Stated problem –
Locate the lines that hold the string "Tamino". Copy every such line.

-- Material for the task start --

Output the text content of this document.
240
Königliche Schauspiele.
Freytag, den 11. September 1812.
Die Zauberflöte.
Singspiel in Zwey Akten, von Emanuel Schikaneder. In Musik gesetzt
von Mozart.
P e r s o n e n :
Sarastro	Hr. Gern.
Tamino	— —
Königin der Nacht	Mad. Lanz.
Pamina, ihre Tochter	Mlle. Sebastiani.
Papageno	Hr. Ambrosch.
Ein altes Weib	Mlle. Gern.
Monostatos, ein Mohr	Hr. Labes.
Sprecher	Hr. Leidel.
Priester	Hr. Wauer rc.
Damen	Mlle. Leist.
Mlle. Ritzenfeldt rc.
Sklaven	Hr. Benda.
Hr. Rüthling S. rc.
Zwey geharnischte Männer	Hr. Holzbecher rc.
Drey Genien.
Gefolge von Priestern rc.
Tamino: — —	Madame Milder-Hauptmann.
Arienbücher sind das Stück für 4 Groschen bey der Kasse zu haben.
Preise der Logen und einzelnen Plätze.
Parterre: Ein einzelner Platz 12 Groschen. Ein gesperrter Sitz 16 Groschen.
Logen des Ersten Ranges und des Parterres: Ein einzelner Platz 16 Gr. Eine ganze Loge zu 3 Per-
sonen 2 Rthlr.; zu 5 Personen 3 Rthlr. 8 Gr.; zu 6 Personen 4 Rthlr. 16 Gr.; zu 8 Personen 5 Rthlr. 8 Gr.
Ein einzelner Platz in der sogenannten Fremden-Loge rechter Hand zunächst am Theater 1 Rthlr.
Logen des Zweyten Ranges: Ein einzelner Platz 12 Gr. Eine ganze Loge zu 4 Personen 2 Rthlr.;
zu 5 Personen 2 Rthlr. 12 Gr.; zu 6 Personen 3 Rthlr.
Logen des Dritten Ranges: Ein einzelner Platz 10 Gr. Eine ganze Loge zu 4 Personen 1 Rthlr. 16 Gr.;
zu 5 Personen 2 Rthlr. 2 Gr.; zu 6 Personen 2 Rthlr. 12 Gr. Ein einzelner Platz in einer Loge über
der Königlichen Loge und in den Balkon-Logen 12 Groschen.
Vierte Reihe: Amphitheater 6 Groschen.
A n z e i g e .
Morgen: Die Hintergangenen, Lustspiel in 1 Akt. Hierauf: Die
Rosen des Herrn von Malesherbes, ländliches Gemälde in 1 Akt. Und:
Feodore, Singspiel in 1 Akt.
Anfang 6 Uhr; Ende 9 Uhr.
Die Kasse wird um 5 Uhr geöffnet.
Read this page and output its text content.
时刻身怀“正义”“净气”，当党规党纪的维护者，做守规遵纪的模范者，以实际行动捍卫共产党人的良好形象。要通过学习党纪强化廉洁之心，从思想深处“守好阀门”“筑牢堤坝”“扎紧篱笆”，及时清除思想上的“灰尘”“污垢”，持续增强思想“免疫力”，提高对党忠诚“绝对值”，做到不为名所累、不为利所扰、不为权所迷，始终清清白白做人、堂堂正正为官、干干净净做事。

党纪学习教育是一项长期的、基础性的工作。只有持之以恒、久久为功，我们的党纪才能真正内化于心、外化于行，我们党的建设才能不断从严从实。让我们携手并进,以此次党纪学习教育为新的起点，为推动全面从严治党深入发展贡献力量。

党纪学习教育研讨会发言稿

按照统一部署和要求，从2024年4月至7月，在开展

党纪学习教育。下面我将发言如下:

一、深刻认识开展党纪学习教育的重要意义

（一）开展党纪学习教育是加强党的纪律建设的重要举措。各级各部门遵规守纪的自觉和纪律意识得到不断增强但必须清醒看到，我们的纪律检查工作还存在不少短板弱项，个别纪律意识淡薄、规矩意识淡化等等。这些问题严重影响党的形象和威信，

-- Material for the task end --

Correct answer –
Tamino	— —
Tamino: — —	Madame Milder-Hauptmann.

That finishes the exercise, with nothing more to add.